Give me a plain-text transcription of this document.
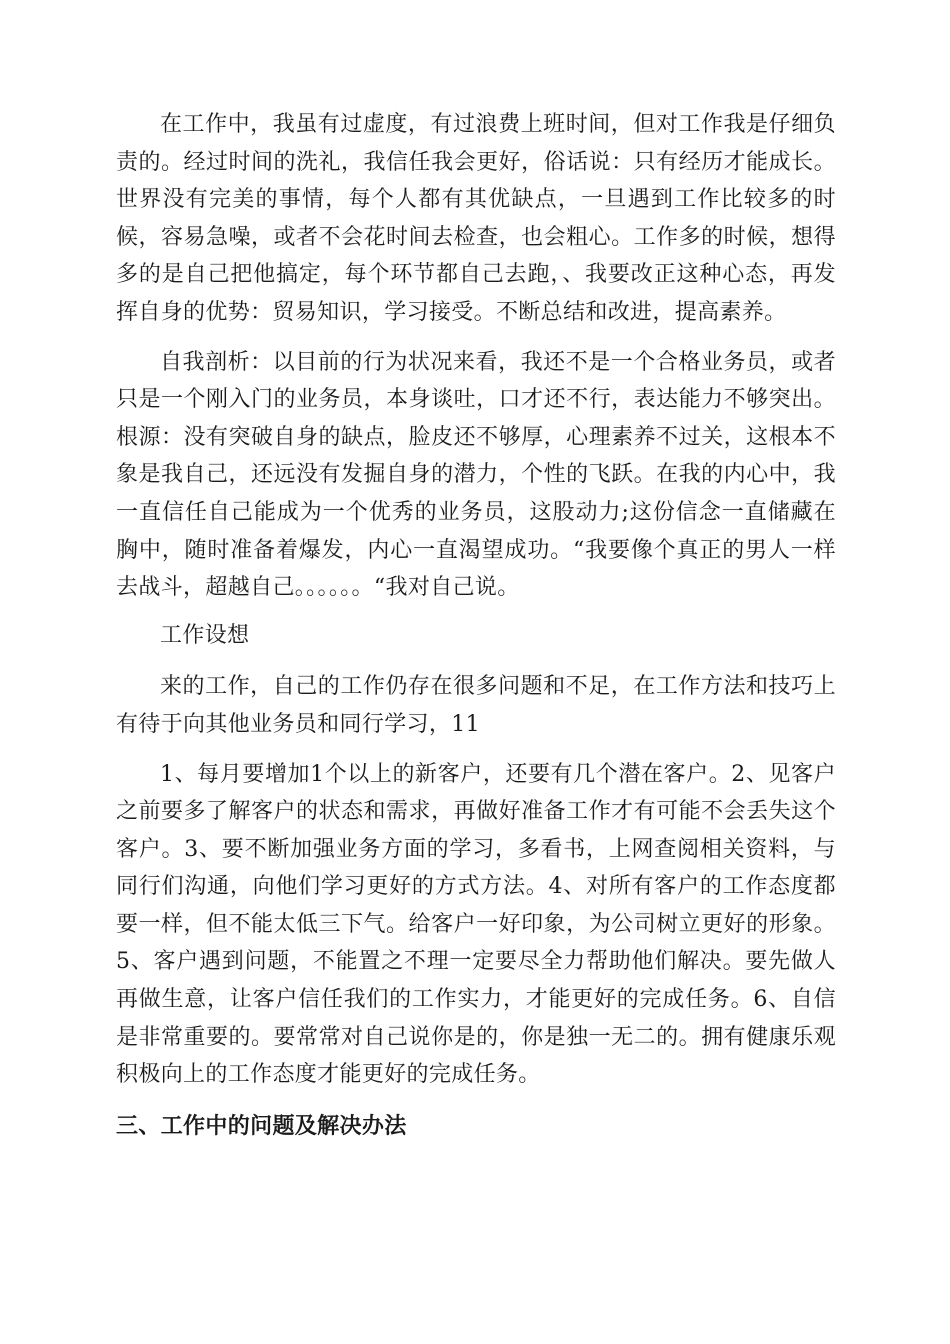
在工作中，我虽有过虚度，有过浪费上班时间，但对工作我是仔细负责的。经过时间的洗礼，我信任我会更好，俗话说：只有经历才能成长。世界没有完美的事情，每个人都有其优缺点，一旦遇到工作比较多的时候，容易急噪，或者不会花时间去检查，也会粗心。工作多的时候，想得多的是自己把他搞定，每个环节都自己去跑，、我要改正这种心态，再发挥自身的优势：贸易知识，学习接受。不断总结和改进，提高素养。

自我剖析：以目前的行为状况来看，我还不是一个合格业务员，或者只是一个刚入门的业务员，本身谈吐，口才还不行，表达能力不够突出。根源：没有突破自身的缺点，脸皮还不够厚，心理素养不过关，这根本不象是我自己，还远没有发掘自身的潜力，个性的飞跃。在我的内心中，我一直信任自己能成为一个优秀的业务员，这股动力;这份信念一直储藏在胸中，随时准备着爆发，内心一直渴望成功。“我要像个真正的男人一样去战斗，超越自己。。。。。。“我对自己说。

工作设想

来的工作，自己的工作仍存在很多问题和不足，在工作方法和技巧上有待于向其他业务员和同行学习，11

1、每月要增加1个以上的新客户，还要有几个潜在客户。2、见客户之前要多了解客户的状态和需求，再做好准备工作才有可能不会丢失这个客户。3、要不断加强业务方面的学习，多看书，上网查阅相关资料，与同行们沟通，向他们学习更好的方式方法。4、对所有客户的工作态度都要一样，但不能太低三下气。给客户一好印象，为公司树立更好的形象。5、客户遇到问题，不能置之不理一定要尽全力帮助他们解决。要先做人再做生意，让客户信任我们的工作实力，才能更好的完成任务。6、自信是非常重要的。要常常对自己说你是的，你是独一无二的。拥有健康乐观积极向上的工作态度才能更好的完成任务。

三、工作中的问题及解决办法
■ ■ ■ ■
PROBLEM TO SOLVE: Leave out the pictures and print every line of the data exactly.

RESULT OF THIS EXERCISE:
Give me a plain-text transcription of this document.
在工作中，我虽有过虚度，有过浪费上班时间，但对工作我是仔细负责的。经过时间的洗礼，我信任我会更好，俗话说：只有经历才能成长。世界没有完美的事情，每个人都有其优缺点，一旦遇到工作比较多的时候，容易急噪，或者不会花时间去检查，也会粗心。工作多的时候，想得多的是自己把他搞定，每个环节都自己去跑，、我要改正这种心态，再发挥自身的优势：贸易知识，学习接受。不断总结和改进，提高素养。

自我剖析：以目前的行为状况来看，我还不是一个合格业务员，或者只是一个刚入门的业务员，本身谈吐，口才还不行，表达能力不够突出。根源：没有突破自身的缺点，脸皮还不够厚，心理素养不过关，这根本不象是我自己，还远没有发掘自身的潜力，个性的飞跃。在我的内心中，我一直信任自己能成为一个优秀的业务员，这股动力;这份信念一直储藏在胸中，随时准备着爆发，内心一直渴望成功。“我要像个真正的男人一样去战斗，超越自己。。。。。。“我对自己说。

工作设想

来的工作，自己的工作仍存在很多问题和不足，在工作方法和技巧上有待于向其他业务员和同行学习，11

1、每月要增加1个以上的新客户，还要有几个潜在客户。2、见客户之前要多了解客户的状态和需求，再做好准备工作才有可能不会丢失这个客户。3、要不断加强业务方面的学习，多看书，上网查阅相关资料，与同行们沟通，向他们学习更好的方式方法。4、对所有客户的工作态度都要一样，但不能太低三下气。给客户一好印象，为公司树立更好的形象。5、客户遇到问题，不能置之不理一定要尽全力帮助他们解决。要先做人再做生意，让客户信任我们的工作实力，才能更好的完成任务。6、自信是非常重要的。要常常对自己说你是的，你是独一无二的。拥有健康乐观积极向上的工作态度才能更好的完成任务。

三、工作中的问题及解决办法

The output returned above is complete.